Stated exercise → In the material below, identify each line bearing the word "begins". Reproduce those lines.

(Records from a dataset)
_ _ _ _ _ _ _
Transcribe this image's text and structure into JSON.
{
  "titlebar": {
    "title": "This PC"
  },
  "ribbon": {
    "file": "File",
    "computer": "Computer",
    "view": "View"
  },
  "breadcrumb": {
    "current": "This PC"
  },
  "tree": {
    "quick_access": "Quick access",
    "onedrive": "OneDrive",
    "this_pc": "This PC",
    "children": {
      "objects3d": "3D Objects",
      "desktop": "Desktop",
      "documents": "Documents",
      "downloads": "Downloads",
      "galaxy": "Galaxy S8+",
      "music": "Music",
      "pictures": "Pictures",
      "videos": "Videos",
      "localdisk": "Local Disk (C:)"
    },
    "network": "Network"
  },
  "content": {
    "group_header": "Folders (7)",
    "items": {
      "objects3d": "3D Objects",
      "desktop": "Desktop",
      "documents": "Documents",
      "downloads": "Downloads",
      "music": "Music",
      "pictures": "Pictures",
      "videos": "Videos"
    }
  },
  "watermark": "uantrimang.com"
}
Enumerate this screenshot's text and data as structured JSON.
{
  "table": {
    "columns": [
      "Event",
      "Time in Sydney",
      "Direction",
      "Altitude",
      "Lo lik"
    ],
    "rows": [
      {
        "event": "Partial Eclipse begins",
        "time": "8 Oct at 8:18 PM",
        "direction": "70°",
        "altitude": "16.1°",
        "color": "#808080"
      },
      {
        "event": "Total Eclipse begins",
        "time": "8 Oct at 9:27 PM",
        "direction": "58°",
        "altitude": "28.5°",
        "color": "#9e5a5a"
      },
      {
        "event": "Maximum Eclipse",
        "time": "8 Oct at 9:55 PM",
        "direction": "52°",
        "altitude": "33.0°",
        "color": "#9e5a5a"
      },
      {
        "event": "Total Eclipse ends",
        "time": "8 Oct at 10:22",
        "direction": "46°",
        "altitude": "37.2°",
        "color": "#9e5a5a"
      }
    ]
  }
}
_ _ _ _ _ _ _
Answer in full →
        "event": "Partial Eclipse begins",
        "event": "Total Eclipse begins",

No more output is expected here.